### TASK TO CARRY OUT
The following passage on nanoparticle treatment of atherosclerosis compares nanomedicines with free agents. List every advantage of nanomedicines that it names.
##### DOCUMENT SEGMENT #####
However, to confirm the observed effects, it is required to verify these protein expression levels using PPARδ signaling inhibitors in future studies with NP. Other limitations of our study include the low number of mice tested in vivo, the limited testing of NP toxicity, and of NP signaling mechanisms in vitro. Additionally, further testing of nanoprobe colocalization within atherosclerotic plaques using immunological section analysis and confocal microscopy is required. Further studies are warranted to address these issues. In addition to the above-mentioned deficiencies in this study, it also includes the macrophage content and VSMC content of plaques were not analyzed. However, there is no denying that compared to administration of free agents, nanomedicines offer significant advantages in terms of stability, drug delivery efficiency, pharmacokinetics, targeting, safety, and versatility. In previous research, countless smart nanomedicines capable of precise functions have been created, relying on disease-specific tissue microenvironments and external stimuli. For example, in atherosclerotic plaques with elevated reactive oxygen species, we can make nanomaterials that release drugs in an intelligent response. In addition, we could use ultrasound, light, and so forth to trigger nanomedicines externally in local atherosclerotic plaque. We found that more and more chemo-physical strategies to increase the functionality of nanomedicine.[52]

Conclusions

In summary, the novel GW1516@NP-OPN can be efficiently absorbed by VSMCs and effectively diminish the development of atherosclerosis in cellular models in vitro and in mouse atherosclerotic plaque formation models in vivo through the TGF-β/FAK signaling axis, to inhibit the migration and apoptosis of VSMCs and the MMP activity. Thus, application of NPs indicates a promising advantage of this approach for targeted drug delivery in atherosclerosis treatment.
##### DATA #####
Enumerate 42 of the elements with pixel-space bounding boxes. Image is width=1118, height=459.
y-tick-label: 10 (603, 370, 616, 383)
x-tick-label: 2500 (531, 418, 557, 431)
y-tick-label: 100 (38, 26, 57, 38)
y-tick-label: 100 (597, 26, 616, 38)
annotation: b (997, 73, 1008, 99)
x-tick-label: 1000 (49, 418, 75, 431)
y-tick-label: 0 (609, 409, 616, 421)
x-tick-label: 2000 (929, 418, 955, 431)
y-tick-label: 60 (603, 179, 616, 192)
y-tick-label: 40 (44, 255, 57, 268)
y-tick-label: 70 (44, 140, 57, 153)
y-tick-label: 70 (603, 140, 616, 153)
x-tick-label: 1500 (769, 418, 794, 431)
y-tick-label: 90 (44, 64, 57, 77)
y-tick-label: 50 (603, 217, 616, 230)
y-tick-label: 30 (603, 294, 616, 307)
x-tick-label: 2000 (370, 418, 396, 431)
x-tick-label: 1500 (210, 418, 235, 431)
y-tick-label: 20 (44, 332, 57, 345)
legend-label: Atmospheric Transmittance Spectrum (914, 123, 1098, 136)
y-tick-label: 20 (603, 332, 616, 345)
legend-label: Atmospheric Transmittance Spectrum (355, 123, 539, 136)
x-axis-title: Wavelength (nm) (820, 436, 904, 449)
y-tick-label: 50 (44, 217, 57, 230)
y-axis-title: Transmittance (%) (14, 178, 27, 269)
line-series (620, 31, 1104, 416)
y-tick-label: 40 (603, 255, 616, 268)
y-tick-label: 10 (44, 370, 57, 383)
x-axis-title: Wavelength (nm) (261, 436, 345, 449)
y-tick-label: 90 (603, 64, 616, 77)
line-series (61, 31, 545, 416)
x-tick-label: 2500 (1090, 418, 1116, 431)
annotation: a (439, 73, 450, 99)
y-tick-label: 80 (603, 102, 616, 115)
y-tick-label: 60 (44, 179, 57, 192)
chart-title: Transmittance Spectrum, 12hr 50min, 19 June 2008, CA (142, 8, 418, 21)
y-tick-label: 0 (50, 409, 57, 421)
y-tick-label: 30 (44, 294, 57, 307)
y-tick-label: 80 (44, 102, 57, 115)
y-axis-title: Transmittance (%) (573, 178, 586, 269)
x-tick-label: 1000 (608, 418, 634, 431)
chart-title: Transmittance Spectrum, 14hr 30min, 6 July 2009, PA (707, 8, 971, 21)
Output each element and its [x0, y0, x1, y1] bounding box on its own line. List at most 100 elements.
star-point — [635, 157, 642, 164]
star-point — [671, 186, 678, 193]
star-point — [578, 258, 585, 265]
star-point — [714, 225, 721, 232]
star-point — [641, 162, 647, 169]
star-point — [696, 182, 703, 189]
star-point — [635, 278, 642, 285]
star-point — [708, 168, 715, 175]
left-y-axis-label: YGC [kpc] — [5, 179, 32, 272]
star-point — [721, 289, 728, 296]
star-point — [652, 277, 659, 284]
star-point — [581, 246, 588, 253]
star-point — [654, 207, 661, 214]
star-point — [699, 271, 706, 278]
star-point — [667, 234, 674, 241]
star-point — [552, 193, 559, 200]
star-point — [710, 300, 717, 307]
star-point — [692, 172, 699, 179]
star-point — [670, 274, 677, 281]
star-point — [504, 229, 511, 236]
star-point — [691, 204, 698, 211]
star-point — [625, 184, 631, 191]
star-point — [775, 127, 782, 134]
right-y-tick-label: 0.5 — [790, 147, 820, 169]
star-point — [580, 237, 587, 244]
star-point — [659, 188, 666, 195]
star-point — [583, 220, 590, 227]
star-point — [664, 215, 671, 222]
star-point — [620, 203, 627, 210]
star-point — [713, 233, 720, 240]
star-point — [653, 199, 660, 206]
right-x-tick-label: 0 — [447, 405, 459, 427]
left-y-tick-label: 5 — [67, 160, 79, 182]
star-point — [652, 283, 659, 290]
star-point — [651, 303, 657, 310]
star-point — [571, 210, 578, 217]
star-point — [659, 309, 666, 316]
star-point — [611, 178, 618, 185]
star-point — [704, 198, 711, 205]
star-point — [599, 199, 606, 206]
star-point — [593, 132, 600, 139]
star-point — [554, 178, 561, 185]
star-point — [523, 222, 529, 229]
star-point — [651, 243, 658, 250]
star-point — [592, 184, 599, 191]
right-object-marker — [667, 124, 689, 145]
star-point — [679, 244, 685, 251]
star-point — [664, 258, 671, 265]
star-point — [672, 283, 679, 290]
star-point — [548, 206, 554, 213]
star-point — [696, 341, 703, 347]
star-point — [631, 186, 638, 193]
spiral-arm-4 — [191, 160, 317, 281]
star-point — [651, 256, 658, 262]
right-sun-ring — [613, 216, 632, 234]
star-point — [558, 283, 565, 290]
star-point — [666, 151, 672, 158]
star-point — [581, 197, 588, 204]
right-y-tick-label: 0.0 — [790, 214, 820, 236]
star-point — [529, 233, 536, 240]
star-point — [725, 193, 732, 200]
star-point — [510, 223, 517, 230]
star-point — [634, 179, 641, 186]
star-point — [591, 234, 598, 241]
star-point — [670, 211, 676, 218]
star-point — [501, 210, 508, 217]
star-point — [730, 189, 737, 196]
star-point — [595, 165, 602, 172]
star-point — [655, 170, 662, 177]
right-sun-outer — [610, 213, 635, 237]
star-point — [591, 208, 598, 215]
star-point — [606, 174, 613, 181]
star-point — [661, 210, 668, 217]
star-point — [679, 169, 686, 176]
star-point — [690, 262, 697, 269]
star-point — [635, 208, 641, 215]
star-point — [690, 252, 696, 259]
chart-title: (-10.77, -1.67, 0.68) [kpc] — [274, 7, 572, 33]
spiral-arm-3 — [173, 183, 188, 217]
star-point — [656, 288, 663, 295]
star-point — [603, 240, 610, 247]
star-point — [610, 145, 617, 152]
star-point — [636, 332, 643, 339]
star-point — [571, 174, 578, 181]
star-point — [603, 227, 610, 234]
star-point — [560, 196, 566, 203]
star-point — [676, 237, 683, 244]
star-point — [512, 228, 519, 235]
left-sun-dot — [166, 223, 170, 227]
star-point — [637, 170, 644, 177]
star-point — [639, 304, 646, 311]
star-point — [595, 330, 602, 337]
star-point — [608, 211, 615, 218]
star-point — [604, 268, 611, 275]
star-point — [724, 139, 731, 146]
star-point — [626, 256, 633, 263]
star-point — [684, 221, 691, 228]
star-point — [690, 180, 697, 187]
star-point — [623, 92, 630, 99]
#####
### RESPONSE BOX
Stability, drug delivery efficiency, pharmacokinetics, targeting, safety, and versatility.